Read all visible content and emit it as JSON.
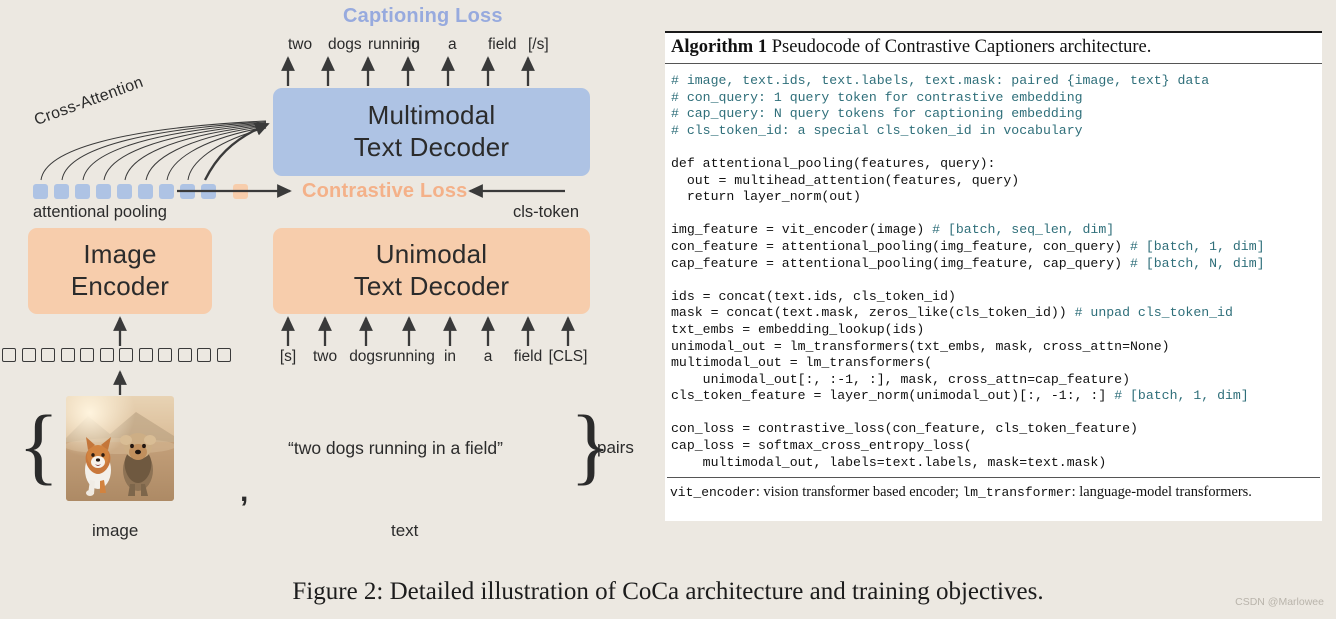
{
  "background_color": "#ece8e1",
  "colors": {
    "box_blue": "#aec3e4",
    "box_orange": "#f7cdac",
    "captioning_loss_text": "#97aade",
    "contrastive_loss_text": "#f4b189",
    "code_comment": "#2f6f7a",
    "arrow": "#3a3a3a"
  },
  "diagram": {
    "captioning_loss_label": "Captioning Loss",
    "contrastive_loss_label": "Contrastive Loss",
    "cross_attention_label": "Cross-Attention",
    "attentional_pooling_label": "attentional pooling",
    "cls_token_label": "cls-token",
    "output_words": [
      "two",
      "dogs",
      "running",
      "in",
      "a",
      "field",
      "[/s]"
    ],
    "input_words": [
      "[s]",
      "two",
      "dogs",
      "running",
      "in",
      "a",
      "field",
      "[CLS]"
    ],
    "boxes": {
      "multimodal_text_decoder": {
        "line1": "Multimodal",
        "line2": "Text Decoder"
      },
      "image_encoder": {
        "line1": "Image",
        "line2": "Encoder"
      },
      "unimodal_text_decoder": {
        "line1": "Unimodal",
        "line2": "Text Decoder"
      }
    },
    "pool_squares_blue_count": 9,
    "pool_squares_orange_count": 1,
    "patch_squares_count": 12,
    "pair": {
      "caption_quote": "“two dogs running in a field”",
      "comma": ",",
      "pairs_label": "pairs",
      "image_label": "image",
      "text_label": "text",
      "photo_alt": "two dogs running on a dirt path at sunset"
    }
  },
  "algorithm": {
    "title_bold": "Algorithm 1",
    "title_rest": "Pseudocode of Contrastive Captioners architecture.",
    "lines": [
      {
        "t": "# image, text.ids, text.labels, text.mask: paired {image, text} data",
        "c": true
      },
      {
        "t": "# con_query: 1 query token for contrastive embedding",
        "c": true
      },
      {
        "t": "# cap_query: N query tokens for captioning embedding",
        "c": true
      },
      {
        "t": "# cls_token_id: a special cls_token_id in vocabulary",
        "c": true
      },
      {
        "t": "",
        "c": false
      },
      {
        "t": "def attentional_pooling(features, query):",
        "c": false
      },
      {
        "t": "  out = multihead_attention(features, query)",
        "c": false
      },
      {
        "t": "  return layer_norm(out)",
        "c": false
      },
      {
        "t": "",
        "c": false
      },
      {
        "code": "img_feature = vit_encoder(image) ",
        "comment": "# [batch, seq_len, dim]"
      },
      {
        "code": "con_feature = attentional_pooling(img_feature, con_query) ",
        "comment": "# [batch, 1, dim]"
      },
      {
        "code": "cap_feature = attentional_pooling(img_feature, cap_query) ",
        "comment": "# [batch, N, dim]"
      },
      {
        "t": "",
        "c": false
      },
      {
        "t": "ids = concat(text.ids, cls_token_id)",
        "c": false
      },
      {
        "code": "mask = concat(text.mask, zeros_like(cls_token_id)) ",
        "comment": "# unpad cls_token_id"
      },
      {
        "t": "txt_embs = embedding_lookup(ids)",
        "c": false
      },
      {
        "t": "unimodal_out = lm_transformers(txt_embs, mask, cross_attn=None)",
        "c": false
      },
      {
        "t": "multimodal_out = lm_transformers(",
        "c": false
      },
      {
        "t": "    unimodal_out[:, :-1, :], mask, cross_attn=cap_feature)",
        "c": false
      },
      {
        "code": "cls_token_feature = layer_norm(unimodal_out)[:, -1:, :] ",
        "comment": "# [batch, 1, dim]"
      },
      {
        "t": "",
        "c": false
      },
      {
        "t": "con_loss = contrastive_loss(con_feature, cls_token_feature)",
        "c": false
      },
      {
        "t": "cap_loss = softmax_cross_entropy_loss(",
        "c": false
      },
      {
        "t": "    multimodal_out, labels=text.labels, mask=text.mask)",
        "c": false
      }
    ],
    "footnote_parts": [
      {
        "mono": true,
        "t": "vit_encoder"
      },
      {
        "mono": false,
        "t": ": vision transformer based encoder; "
      },
      {
        "mono": true,
        "t": "lm_transformer"
      },
      {
        "mono": false,
        "t": ": language-model transformers."
      }
    ]
  },
  "figure_caption": "Figure 2: Detailed illustration of CoCa architecture and training objectives.",
  "watermark": "CSDN @Marlowee"
}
***
▶ [Prompt]: From the listing, extract all text exactly as given and drop any picture.

▶ [Response to this exercise]:
Read all visible content and emit it as JSON.
{
  "background_color": "#ece8e1",
  "colors": {
    "box_blue": "#aec3e4",
    "box_orange": "#f7cdac",
    "captioning_loss_text": "#97aade",
    "contrastive_loss_text": "#f4b189",
    "code_comment": "#2f6f7a",
    "arrow": "#3a3a3a"
  },
  "diagram": {
    "captioning_loss_label": "Captioning Loss",
    "contrastive_loss_label": "Contrastive Loss",
    "cross_attention_label": "Cross-Attention",
    "attentional_pooling_label": "attentional pooling",
    "cls_token_label": "cls-token",
    "output_words": [
      "two",
      "dogs",
      "running",
      "in",
      "a",
      "field",
      "[/s]"
    ],
    "input_words": [
      "[s]",
      "two",
      "dogs",
      "running",
      "in",
      "a",
      "field",
      "[CLS]"
    ],
    "boxes": {
      "multimodal_text_decoder": {
        "line1": "Multimodal",
        "line2": "Text Decoder"
      },
      "image_encoder": {
        "line1": "Image",
        "line2": "Encoder"
      },
      "unimodal_text_decoder": {
        "line1": "Unimodal",
        "line2": "Text Decoder"
      }
    },
    "pool_squares_blue_count": 9,
    "pool_squares_orange_count": 1,
    "patch_squares_count": 12,
    "pair": {
      "caption_quote": "“two dogs running in a field”",
      "comma": ",",
      "pairs_label": "pairs",
      "image_label": "image",
      "text_label": "text",
      "photo_alt": "two dogs running on a dirt path at sunset"
    }
  },
  "algorithm": {
    "title_bold": "Algorithm 1",
    "title_rest": "Pseudocode of Contrastive Captioners architecture.",
    "lines": [
      {
        "t": "# image, text.ids, text.labels, text.mask: paired {image, text} data",
        "c": true
      },
      {
        "t": "# con_query: 1 query token for contrastive embedding",
        "c": true
      },
      {
        "t": "# cap_query: N query tokens for captioning embedding",
        "c": true
      },
      {
        "t": "# cls_token_id: a special cls_token_id in vocabulary",
        "c": true
      },
      {
        "t": "",
        "c": false
      },
      {
        "t": "def attentional_pooling(features, query):",
        "c": false
      },
      {
        "t": "  out = multihead_attention(features, query)",
        "c": false
      },
      {
        "t": "  return layer_norm(out)",
        "c": false
      },
      {
        "t": "",
        "c": false
      },
      {
        "code": "img_feature = vit_encoder(image) ",
        "comment": "# [batch, seq_len, dim]"
      },
      {
        "code": "con_feature = attentional_pooling(img_feature, con_query) ",
        "comment": "# [batch, 1, dim]"
      },
      {
        "code": "cap_feature = attentional_pooling(img_feature, cap_query) ",
        "comment": "# [batch, N, dim]"
      },
      {
        "t": "",
        "c": false
      },
      {
        "t": "ids = concat(text.ids, cls_token_id)",
        "c": false
      },
      {
        "code": "mask = concat(text.mask, zeros_like(cls_token_id)) ",
        "comment": "# unpad cls_token_id"
      },
      {
        "t": "txt_embs = embedding_lookup(ids)",
        "c": false
      },
      {
        "t": "unimodal_out = lm_transformers(txt_embs, mask, cross_attn=None)",
        "c": false
      },
      {
        "t": "multimodal_out = lm_transformers(",
        "c": false
      },
      {
        "t": "    unimodal_out[:, :-1, :], mask, cross_attn=cap_feature)",
        "c": false
      },
      {
        "code": "cls_token_feature = layer_norm(unimodal_out)[:, -1:, :] ",
        "comment": "# [batch, 1, dim]"
      },
      {
        "t": "",
        "c": false
      },
      {
        "t": "con_loss = contrastive_loss(con_feature, cls_token_feature)",
        "c": false
      },
      {
        "t": "cap_loss = softmax_cross_entropy_loss(",
        "c": false
      },
      {
        "t": "    multimodal_out, labels=text.labels, mask=text.mask)",
        "c": false
      }
    ],
    "footnote_parts": [
      {
        "mono": true,
        "t": "vit_encoder"
      },
      {
        "mono": false,
        "t": ": vision transformer based encoder; "
      },
      {
        "mono": true,
        "t": "lm_transformer"
      },
      {
        "mono": false,
        "t": ": language-model transformers."
      }
    ]
  },
  "figure_caption": "Figure 2: Detailed illustration of CoCa architecture and training objectives.",
  "watermark": "CSDN @Marlowee"
}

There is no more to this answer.